▸ What this task involves:
Pull every line containing the word "estas" from the records.

▸ Records for this exercise:
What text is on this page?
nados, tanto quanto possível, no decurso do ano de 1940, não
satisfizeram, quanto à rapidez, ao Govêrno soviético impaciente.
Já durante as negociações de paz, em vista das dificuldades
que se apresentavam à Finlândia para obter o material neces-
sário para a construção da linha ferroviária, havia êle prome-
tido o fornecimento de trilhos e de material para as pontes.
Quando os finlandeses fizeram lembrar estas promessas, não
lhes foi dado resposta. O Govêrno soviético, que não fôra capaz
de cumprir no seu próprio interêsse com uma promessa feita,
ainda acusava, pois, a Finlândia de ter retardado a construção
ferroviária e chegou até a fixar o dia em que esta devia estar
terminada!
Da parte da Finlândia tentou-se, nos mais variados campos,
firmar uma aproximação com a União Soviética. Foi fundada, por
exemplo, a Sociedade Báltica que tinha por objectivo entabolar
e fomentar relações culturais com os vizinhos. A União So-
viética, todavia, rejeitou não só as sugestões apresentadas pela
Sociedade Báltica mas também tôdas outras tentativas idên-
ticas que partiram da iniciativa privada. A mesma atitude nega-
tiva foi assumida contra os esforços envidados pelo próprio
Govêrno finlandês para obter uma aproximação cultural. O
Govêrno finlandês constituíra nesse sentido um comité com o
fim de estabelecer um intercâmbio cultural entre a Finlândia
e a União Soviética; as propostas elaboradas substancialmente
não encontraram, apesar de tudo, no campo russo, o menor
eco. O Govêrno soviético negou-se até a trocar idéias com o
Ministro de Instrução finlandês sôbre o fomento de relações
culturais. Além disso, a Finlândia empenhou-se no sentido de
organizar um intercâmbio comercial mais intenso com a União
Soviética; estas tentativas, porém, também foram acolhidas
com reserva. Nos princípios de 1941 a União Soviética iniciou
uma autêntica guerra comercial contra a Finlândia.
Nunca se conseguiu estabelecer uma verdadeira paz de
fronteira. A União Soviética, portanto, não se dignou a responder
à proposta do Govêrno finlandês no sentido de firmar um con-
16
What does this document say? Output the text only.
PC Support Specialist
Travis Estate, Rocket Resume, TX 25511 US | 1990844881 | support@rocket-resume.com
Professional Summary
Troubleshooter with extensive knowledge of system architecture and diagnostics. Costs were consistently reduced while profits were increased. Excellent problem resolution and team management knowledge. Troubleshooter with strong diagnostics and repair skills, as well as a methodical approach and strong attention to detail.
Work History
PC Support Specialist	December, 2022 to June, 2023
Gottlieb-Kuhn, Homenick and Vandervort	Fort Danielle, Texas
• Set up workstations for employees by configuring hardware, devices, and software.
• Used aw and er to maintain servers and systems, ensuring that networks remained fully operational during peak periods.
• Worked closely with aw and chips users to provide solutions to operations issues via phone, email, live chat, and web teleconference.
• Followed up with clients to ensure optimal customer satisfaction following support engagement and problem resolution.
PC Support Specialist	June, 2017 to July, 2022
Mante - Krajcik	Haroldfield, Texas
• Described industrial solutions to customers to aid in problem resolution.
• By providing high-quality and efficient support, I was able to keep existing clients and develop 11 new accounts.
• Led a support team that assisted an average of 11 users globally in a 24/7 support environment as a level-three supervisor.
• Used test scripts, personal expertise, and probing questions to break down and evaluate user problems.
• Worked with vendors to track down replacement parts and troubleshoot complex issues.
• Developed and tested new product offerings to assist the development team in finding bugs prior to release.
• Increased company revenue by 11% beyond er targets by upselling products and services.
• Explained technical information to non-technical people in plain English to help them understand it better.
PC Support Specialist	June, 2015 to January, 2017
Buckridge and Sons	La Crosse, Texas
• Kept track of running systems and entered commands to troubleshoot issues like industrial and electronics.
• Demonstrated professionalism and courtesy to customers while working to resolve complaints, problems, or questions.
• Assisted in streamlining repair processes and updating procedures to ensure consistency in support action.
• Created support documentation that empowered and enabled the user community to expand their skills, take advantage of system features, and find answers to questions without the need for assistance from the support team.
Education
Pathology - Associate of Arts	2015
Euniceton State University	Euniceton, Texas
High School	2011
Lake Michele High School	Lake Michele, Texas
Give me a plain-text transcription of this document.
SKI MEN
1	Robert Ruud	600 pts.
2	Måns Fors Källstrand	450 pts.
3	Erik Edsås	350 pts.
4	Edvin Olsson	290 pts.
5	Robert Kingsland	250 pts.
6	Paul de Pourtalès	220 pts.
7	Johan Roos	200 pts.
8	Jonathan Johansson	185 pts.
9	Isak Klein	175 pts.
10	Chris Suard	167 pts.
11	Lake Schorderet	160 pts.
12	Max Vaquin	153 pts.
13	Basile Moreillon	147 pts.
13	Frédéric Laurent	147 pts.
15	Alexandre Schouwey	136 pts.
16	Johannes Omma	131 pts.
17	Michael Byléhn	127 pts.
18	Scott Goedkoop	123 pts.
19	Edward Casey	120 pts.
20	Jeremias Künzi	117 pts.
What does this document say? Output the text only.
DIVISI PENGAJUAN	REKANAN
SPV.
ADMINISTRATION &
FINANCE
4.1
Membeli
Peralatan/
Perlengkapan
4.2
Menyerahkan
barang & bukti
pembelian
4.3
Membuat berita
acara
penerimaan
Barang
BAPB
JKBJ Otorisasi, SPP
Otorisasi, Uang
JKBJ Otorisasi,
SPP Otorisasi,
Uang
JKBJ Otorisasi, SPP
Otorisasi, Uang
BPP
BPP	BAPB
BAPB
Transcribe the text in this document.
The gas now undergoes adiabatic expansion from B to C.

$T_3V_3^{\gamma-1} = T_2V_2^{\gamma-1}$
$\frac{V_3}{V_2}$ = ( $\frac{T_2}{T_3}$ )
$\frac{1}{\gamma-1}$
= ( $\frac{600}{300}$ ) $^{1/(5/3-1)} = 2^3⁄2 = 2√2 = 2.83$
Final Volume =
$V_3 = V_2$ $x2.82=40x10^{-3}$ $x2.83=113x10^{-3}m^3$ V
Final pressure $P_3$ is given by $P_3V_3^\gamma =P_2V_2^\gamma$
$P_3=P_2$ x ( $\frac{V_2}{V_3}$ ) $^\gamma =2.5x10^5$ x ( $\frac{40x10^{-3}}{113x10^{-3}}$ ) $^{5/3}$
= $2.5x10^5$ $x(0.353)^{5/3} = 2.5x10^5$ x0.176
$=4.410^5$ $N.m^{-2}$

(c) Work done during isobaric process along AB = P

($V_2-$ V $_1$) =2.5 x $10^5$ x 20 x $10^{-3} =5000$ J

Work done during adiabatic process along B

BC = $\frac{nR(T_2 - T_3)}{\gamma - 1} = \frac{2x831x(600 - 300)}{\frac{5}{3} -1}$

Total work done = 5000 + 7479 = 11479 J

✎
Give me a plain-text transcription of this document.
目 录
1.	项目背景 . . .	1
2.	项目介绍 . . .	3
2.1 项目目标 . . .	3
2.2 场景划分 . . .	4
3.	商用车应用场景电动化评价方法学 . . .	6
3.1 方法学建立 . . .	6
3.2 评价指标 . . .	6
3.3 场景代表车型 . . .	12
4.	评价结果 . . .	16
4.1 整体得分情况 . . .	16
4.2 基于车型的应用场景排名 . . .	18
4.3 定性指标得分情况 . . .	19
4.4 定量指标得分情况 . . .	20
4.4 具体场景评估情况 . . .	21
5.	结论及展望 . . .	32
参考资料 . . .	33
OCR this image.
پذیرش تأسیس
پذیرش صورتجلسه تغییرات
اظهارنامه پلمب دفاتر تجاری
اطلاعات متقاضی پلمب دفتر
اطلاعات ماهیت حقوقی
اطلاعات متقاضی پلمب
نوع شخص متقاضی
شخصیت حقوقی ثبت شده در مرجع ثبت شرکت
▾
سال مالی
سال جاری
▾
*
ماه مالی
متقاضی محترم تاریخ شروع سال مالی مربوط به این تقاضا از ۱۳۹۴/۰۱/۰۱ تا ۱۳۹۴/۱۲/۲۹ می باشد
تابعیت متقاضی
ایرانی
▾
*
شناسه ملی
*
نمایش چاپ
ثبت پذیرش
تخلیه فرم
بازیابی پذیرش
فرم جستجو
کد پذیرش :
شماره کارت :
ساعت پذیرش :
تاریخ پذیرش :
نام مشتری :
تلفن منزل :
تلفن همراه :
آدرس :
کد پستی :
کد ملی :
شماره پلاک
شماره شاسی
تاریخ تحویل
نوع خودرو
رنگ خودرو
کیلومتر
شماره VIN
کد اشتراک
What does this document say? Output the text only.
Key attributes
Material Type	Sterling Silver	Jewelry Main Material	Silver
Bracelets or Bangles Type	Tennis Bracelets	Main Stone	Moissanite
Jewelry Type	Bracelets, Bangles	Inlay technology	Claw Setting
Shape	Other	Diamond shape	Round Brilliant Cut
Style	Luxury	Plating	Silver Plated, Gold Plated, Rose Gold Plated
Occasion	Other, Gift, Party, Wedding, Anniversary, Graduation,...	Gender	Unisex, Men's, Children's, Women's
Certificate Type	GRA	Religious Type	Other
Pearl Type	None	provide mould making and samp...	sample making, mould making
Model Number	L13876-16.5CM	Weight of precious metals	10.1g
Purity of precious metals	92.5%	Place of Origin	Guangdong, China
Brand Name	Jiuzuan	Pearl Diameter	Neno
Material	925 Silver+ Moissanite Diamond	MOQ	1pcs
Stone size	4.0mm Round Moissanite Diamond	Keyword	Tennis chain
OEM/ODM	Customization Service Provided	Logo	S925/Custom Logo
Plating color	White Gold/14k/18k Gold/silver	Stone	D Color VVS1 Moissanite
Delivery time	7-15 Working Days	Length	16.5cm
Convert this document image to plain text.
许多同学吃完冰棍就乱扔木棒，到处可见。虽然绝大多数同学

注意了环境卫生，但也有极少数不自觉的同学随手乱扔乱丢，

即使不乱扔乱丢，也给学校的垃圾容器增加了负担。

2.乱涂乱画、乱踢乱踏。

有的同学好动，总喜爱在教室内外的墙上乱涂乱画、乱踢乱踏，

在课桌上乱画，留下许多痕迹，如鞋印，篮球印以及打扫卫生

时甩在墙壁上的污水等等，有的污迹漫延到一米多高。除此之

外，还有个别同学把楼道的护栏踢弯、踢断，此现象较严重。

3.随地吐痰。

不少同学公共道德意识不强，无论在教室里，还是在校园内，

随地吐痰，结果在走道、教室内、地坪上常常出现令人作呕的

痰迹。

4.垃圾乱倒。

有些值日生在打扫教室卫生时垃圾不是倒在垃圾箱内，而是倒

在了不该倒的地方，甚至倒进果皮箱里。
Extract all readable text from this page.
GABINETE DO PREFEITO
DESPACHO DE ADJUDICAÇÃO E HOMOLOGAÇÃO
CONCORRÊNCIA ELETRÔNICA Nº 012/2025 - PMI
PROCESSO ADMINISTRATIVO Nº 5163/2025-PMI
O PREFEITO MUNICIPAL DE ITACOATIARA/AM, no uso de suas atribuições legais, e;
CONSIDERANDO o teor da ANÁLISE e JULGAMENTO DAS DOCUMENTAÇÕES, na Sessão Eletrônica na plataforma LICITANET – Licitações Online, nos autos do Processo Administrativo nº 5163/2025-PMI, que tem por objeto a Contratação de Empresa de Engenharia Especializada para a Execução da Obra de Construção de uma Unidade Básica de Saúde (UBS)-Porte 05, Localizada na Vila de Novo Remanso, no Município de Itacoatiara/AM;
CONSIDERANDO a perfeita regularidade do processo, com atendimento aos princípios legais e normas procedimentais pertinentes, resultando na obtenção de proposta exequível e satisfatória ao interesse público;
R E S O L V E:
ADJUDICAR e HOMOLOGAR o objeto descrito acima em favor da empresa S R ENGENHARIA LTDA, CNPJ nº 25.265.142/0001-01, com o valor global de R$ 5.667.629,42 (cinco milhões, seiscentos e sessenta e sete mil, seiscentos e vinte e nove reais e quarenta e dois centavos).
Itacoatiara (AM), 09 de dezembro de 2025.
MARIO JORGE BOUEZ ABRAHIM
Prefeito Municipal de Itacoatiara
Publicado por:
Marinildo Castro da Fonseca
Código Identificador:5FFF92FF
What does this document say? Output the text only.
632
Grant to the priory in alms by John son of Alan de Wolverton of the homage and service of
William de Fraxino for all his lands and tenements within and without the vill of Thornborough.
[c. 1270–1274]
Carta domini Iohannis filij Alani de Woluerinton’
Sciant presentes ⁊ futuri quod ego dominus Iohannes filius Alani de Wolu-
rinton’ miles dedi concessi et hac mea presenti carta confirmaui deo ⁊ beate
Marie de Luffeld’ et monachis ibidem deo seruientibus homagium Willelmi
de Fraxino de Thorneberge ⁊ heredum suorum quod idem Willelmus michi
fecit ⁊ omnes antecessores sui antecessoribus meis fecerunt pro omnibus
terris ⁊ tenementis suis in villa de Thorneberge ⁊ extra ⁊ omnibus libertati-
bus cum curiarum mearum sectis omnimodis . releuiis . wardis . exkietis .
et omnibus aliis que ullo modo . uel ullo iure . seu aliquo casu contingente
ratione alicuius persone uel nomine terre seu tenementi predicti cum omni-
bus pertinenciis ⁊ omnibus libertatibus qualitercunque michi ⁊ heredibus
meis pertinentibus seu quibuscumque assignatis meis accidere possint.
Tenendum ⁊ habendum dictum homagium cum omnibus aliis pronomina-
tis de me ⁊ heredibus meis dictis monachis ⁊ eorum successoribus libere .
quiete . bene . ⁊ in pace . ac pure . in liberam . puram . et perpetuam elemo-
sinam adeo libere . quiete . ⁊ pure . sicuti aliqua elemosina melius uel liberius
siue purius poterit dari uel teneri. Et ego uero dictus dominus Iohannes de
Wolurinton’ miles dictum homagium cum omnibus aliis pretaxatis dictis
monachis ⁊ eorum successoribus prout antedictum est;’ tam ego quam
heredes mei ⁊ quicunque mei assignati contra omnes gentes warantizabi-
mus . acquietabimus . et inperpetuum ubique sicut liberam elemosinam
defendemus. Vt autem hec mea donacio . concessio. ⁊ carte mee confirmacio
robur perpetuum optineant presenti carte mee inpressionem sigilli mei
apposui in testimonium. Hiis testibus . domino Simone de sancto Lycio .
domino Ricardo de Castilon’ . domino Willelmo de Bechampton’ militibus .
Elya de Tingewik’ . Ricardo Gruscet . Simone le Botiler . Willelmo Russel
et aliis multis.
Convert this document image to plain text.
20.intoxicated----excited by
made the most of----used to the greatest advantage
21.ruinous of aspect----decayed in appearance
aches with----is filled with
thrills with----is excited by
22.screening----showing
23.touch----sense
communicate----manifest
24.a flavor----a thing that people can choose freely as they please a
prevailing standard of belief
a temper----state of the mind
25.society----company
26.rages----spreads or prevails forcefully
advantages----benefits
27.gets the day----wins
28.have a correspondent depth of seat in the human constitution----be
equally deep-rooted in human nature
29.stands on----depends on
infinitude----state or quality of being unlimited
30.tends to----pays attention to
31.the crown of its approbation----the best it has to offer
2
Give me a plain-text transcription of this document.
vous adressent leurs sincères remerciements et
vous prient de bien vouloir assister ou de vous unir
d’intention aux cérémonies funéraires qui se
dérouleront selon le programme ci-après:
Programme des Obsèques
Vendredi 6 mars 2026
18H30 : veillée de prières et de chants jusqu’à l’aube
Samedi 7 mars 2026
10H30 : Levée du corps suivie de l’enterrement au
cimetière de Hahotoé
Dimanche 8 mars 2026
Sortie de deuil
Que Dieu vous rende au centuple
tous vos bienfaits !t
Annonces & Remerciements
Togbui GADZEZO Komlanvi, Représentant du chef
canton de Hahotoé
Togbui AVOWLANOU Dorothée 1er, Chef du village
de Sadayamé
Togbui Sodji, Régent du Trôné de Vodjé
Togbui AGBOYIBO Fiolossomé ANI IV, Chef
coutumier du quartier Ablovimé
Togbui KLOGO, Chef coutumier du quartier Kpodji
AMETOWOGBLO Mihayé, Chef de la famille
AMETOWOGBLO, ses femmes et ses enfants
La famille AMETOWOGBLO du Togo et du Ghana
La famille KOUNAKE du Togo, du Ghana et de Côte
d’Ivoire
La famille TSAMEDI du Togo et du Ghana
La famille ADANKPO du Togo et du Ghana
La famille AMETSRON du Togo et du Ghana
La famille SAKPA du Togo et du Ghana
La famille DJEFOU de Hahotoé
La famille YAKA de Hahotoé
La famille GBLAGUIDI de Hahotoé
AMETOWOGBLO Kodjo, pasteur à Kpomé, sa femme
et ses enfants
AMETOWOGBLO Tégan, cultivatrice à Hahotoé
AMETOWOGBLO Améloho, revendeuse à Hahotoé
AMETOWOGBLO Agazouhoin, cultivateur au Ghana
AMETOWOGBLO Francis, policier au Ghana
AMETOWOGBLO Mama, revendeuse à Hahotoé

▸ The reply:
Quando os finlandeses fizeram lembrar estas promessas, não
Soviética; estas tentativas, porém, também foram acolhidas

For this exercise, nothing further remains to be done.